[Extrait choisi]
Après l’adoption du Plan par 175 pays pendant la phase de Genève du Sommet,
des mesures claires fixant les responsabilités en ce qui concerne la mise en
oeuvre et le suivi des objectifs du Plan d’action sont considérées comme
essentielles, non seulement pour assurer le succès de la phase de Tunis mais
aussi pour faire en sorte que les buts visés soient atteints. Conformément
aux propositions soumises au PrepCom-3, de nombreuses délégations
souscrivent à une approche multipartenaire de la coordination faisant
intervenir une ou plusieurs des principales institutions spécialisées des
Nations unies qui, chacune, aurait la responsabilité d’une grande
orientation du Plan d’action en fonction de son domaine de compétence
spécifique. D’autres délégations préféreraient que le Secrétaire général de
l’Organisation des Nations unies soit chargé de gérer le processus de
coordination.
Les négociations achoppent encore sur la question de savoir quel sera le
rôle des différentes institutions spécialisées, dont l’UIT, dans les
activités continues du SMSI. Les mécanismes d’établissement de rapports et
la relation entre les mécanismes de suivi du SMSI et la procédure d’examen
de la mise en oeuvre de la Déclaration du Millénaire des Nations unies
posaient aussi problème pour certaines délégations.
Mécanismes de financement des TIC
La question des stratégies de financement efficaces propres à promouvoir le
développement des technologies de l’information et de la communication (TIC)
dans des régions mal desservies du monde a été soulevée pendant la phase de
Genève du SMSI. En l’absence d’un consensus sur la meilleure manière de
régler le problème, les participants à la première phase du SMSI ont chargé
le Secrétaire général de l’Organisation des Nations unies, M. Kofi Annan, de
créer un Groupe d’action sur les mécanismes de financement (GAMF).
Le rapport final du Groupe, présenté au PrepCom-2, a servi de base de
discussion. Le PrepCom-2 a approuvé le texte du Chapitre 2 dans ses grandes
lignes, un petit nombre de paragraphes seulement restant à être avalisés par
le PrepCom-3.
[/Extrait choisi]
[Extraits de la liste]
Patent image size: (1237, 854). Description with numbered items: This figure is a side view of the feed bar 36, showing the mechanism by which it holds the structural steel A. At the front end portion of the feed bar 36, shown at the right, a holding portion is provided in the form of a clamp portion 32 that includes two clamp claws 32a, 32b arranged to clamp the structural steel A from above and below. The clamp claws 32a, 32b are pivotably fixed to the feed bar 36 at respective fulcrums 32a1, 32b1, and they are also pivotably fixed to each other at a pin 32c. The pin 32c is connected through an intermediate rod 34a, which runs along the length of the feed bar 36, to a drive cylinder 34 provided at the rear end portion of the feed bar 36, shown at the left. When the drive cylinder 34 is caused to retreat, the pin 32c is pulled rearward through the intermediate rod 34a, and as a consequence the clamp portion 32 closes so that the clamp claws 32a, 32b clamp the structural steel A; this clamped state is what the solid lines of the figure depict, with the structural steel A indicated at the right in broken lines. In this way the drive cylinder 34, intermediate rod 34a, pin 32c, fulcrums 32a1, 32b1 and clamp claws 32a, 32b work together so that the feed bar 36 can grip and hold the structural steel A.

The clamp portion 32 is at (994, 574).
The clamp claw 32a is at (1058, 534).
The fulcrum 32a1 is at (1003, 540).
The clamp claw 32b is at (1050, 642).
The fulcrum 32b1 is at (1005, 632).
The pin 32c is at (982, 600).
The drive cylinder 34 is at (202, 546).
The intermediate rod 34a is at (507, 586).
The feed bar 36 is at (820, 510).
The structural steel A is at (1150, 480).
[/Extraits de la liste]
- [Consigne de travail 1]:
D'après l'extrait sur le SMSI, à qui les participants à la première phase ont-ils confié la création du Groupe d'action sur les mécanismes de financement ?
- [Consigne de travail 2]:
Rédigez la suite de l'extrait sur le SMSI en reprenant juste après sa dernière phrase.

- [Espace de réponse 1]:
Au Secrétaire général de l'Organisation des Nations unies, M. Kofi Annan.

- [Espace de réponse 2]:
Reconnaissant le rôle fondamental qui est celui du secteur privé, le texte
déjà approuvé par le PrepCom-2 appuie le ciblage des ressources financières
selon un certain nombre d’orientations:
– Programmes de renforcement des capacités en TIC ;
–
Infrastructure dorsale régionale et points d’échange Internet ;
–
Assistance aux pays les moins avancés et aux petits Etats insulaires en
développement, afin d’abaisser les coûts de transaction en ce qui concerne
l’accès à l’appui fourni par les donateurs internationaux ;
–
Intégration des TIC dans la mise en oeuvre des stratégies de lutte contre la
pauvreté, en particulier en ce qui concerne les soins de santé, l’éducation,
l’agriculture et l’environnement ;
–
Financement des petites, moyennes et micro-entreprises (PMME) ;
–
Promotion des réalisations locales de moyens TIC dans les pays en
développement ;
– Réforme
de la réglementation dans le secteur des TIC ;
– Au
niveau des collectivités et des communautés, initiatives locales permettant
la prestation de services TIC ;
– Par
ailleurs, les participants ont souligné l’importance d’une coordination
intersectorielle entre toutes les parties prenantes du secteur public et du
secteur privé.
Engagements politiques
Pour le reste, le volet politique du document de Tunis s’est avéré plus
difficile à négocier que prévu.
Le désaccord concernait surtout la question de savoir s’il y avait lieu de
maintenir sans modification, ou de renforcer à Tunis, le texte originel de
la Déclaration de Genève, puisque le premier PrepCom avait décidé de ne pas
revenir sur ce qui avait été adopté à Genève.
Autres questions chaudement débattues, celles des logiciels à source ouverte
et propriétaires, de la liberté d’accès à l’information et du traitement des
contenus préjudiciables, l’importance des droits de l’homme et des libertés
fondamentales pour la société de l’information, la libéralisation des
échanges commerciaux et l’allègement de la dette pour réduire la fracture
numérique, enfin le rôle des gouvernements dans le domaine de la
réglementation.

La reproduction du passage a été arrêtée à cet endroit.